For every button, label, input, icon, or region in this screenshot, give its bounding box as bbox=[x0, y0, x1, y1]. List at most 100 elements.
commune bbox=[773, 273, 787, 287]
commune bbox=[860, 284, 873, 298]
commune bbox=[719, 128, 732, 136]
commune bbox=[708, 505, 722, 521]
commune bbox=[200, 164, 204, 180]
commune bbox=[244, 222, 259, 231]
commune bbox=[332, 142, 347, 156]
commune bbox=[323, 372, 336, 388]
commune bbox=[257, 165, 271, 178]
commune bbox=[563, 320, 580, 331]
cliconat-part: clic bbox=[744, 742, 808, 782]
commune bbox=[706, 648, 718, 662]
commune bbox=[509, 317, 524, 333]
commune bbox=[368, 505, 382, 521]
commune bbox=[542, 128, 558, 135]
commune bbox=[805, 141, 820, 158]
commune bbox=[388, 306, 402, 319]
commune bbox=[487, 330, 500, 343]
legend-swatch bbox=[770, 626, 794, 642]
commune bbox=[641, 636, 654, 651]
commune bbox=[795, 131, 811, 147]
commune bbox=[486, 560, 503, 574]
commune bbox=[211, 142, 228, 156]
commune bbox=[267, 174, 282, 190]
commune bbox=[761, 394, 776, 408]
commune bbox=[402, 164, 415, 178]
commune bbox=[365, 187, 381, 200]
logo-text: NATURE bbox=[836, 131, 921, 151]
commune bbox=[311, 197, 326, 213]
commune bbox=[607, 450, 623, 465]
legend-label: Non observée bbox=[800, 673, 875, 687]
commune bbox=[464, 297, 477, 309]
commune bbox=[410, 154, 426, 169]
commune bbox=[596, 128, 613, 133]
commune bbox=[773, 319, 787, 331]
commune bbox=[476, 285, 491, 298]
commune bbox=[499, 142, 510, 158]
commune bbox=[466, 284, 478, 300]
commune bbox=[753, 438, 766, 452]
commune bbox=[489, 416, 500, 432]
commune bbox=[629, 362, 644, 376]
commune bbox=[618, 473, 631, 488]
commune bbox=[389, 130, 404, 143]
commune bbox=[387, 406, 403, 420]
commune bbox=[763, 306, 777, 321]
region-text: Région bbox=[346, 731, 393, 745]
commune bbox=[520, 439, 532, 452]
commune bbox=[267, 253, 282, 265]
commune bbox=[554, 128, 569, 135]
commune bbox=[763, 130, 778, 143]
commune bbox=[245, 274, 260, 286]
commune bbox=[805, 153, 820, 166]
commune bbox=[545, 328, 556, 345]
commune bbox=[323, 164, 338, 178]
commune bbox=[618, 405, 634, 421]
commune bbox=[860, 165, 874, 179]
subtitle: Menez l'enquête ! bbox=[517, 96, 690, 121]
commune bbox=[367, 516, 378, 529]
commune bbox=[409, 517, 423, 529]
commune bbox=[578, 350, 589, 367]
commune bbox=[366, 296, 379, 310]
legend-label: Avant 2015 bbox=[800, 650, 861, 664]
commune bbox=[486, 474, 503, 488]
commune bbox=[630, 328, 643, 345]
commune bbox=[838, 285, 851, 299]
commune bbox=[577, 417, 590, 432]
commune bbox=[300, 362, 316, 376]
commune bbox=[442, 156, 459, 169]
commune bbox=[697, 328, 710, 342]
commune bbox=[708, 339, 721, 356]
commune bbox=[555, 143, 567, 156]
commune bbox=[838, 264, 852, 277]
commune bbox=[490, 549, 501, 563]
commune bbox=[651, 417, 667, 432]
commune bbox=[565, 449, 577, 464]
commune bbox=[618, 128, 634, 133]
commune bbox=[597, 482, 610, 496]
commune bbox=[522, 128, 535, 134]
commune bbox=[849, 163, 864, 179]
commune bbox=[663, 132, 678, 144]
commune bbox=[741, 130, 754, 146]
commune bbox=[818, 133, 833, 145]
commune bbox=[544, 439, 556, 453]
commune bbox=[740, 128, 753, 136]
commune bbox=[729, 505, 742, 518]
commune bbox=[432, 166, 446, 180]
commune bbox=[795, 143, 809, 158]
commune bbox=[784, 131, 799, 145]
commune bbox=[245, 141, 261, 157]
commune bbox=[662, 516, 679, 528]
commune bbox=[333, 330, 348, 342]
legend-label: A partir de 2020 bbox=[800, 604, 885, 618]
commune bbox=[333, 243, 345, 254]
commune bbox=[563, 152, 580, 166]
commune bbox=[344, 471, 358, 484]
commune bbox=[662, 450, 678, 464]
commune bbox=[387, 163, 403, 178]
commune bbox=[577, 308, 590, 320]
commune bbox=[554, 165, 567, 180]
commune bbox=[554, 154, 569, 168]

▬▬▬▬▬▬

> [Job] Output each line of the rows above as a JSON list of strings, one string per line, with blank lines omitted.

> [Task response]
[
  "For every button, label, input, icon, or region in this screenshot, give its bounding box as bbox=[x0, y0, x1, y1]. List at most 100 elements.",
  "commune bbox=[773, 273, 787, 287]",
  "commune bbox=[860, 284, 873, 298]",
  "commune bbox=[719, 128, 732, 136]",
  "commune bbox=[708, 505, 722, 521]",
  "commune bbox=[200, 164, 204, 180]",
  "commune bbox=[244, 222, 259, 231]",
  "commune bbox=[332, 142, 347, 156]",
  "commune bbox=[323, 372, 336, 388]",
  "commune bbox=[257, 165, 271, 178]",
  "commune bbox=[563, 320, 580, 331]",
  "cliconat-part: clic bbox=[744, 742, 808, 782]",
  "commune bbox=[706, 648, 718, 662]",
  "commune bbox=[509, 317, 524, 333]",
  "commune bbox=[368, 505, 382, 521]",
  "commune bbox=[542, 128, 558, 135]",
  "commune bbox=[805, 141, 820, 158]",
  "commune bbox=[388, 306, 402, 319]",
  "commune bbox=[487, 330, 500, 343]",
  "legend-swatch bbox=[770, 626, 794, 642]",
  "commune bbox=[641, 636, 654, 651]",
  "commune bbox=[795, 131, 811, 147]",
  "commune bbox=[486, 560, 503, 574]",
  "commune bbox=[211, 142, 228, 156]",
  "commune bbox=[267, 174, 282, 190]",
  "commune bbox=[761, 394, 776, 408]",
  "commune bbox=[402, 164, 415, 178]",
  "commune bbox=[365, 187, 381, 200]",
  "logo-text: NATURE bbox=[836, 131, 921, 151]",
  "commune bbox=[311, 197, 326, 213]",
  "commune bbox=[607, 450, 623, 465]",
  "legend-label: Non observée bbox=[800, 673, 875, 687]",
  "commune bbox=[464, 297, 477, 309]",
  "commune bbox=[410, 154, 426, 169]",
  "commune bbox=[596, 128, 613, 133]",
  "commune bbox=[773, 319, 787, 331]",
  "commune bbox=[476, 285, 491, 298]",
  "commune bbox=[499, 142, 510, 158]",
  "commune bbox=[466, 284, 478, 300]",
  "commune bbox=[753, 438, 766, 452]",
  "commune bbox=[489, 416, 500, 432]",
  "commune bbox=[629, 362, 644, 376]",
  "commune bbox=[618, 473, 631, 488]",
  "commune bbox=[389, 130, 404, 143]",
  "commune bbox=[387, 406, 403, 420]",
  "commune bbox=[763, 306, 777, 321]",
  "region-text: Région bbox=[346, 731, 393, 745]",
  "commune bbox=[520, 439, 532, 452]",
  "commune bbox=[267, 253, 282, 265]",
  "commune bbox=[554, 128, 569, 135]",
  "commune bbox=[763, 130, 778, 143]",
  "commune bbox=[245, 274, 260, 286]",
  "commune bbox=[805, 153, 820, 166]",
  "commune bbox=[545, 328, 556, 345]",
  "commune bbox=[323, 164, 338, 178]",
  "commune bbox=[618, 405, 634, 421]",
  "commune bbox=[860, 165, 874, 179]",
  "subtitle: Menez l'enquête ! bbox=[517, 96, 690, 121]",
  "commune bbox=[367, 516, 378, 529]",
  "commune bbox=[409, 517, 423, 529]",
  "commune bbox=[578, 350, 589, 367]",
  "commune bbox=[366, 296, 379, 310]",
  "legend-label: Avant 2015 bbox=[800, 650, 861, 664]",
  "commune bbox=[486, 474, 503, 488]",
  "commune bbox=[630, 328, 643, 345]",
  "commune bbox=[838, 285, 851, 299]",
  "commune bbox=[577, 417, 590, 432]",
  "commune bbox=[300, 362, 316, 376]",
  "commune bbox=[442, 156, 459, 169]",
  "commune bbox=[697, 328, 710, 342]",
  "commune bbox=[708, 339, 721, 356]",
  "commune bbox=[555, 143, 567, 156]",
  "commune bbox=[838, 264, 852, 277]",
  "commune bbox=[490, 549, 501, 563]",
  "commune bbox=[651, 417, 667, 432]",
  "commune bbox=[565, 449, 577, 464]",
  "commune bbox=[618, 128, 634, 133]",
  "commune bbox=[597, 482, 610, 496]",
  "commune bbox=[522, 128, 535, 134]",
  "commune bbox=[849, 163, 864, 179]",
  "commune bbox=[663, 132, 678, 144]",
  "commune bbox=[741, 130, 754, 146]",
  "commune bbox=[818, 133, 833, 145]",
  "commune bbox=[544, 439, 556, 453]",
  "commune bbox=[740, 128, 753, 136]",
  "commune bbox=[729, 505, 742, 518]",
  "commune bbox=[432, 166, 446, 180]",
  "commune bbox=[795, 143, 809, 158]",
  "commune bbox=[784, 131, 799, 145]",
  "commune bbox=[245, 141, 261, 157]",
  "commune bbox=[662, 516, 679, 528]",
  "commune bbox=[333, 330, 348, 342]",
  "legend-label: A partir de 2020 bbox=[800, 604, 885, 618]",
  "commune bbox=[333, 243, 345, 254]",
  "commune bbox=[563, 152, 580, 166]",
  "commune bbox=[344, 471, 358, 484]",
  "commune bbox=[662, 450, 678, 464]",
  "commune bbox=[387, 163, 403, 178]",
  "commune bbox=[577, 308, 590, 320]",
  "commune bbox=[554, 165, 567, 180]",
  "commune bbox=[554, 154, 569, 168]"
]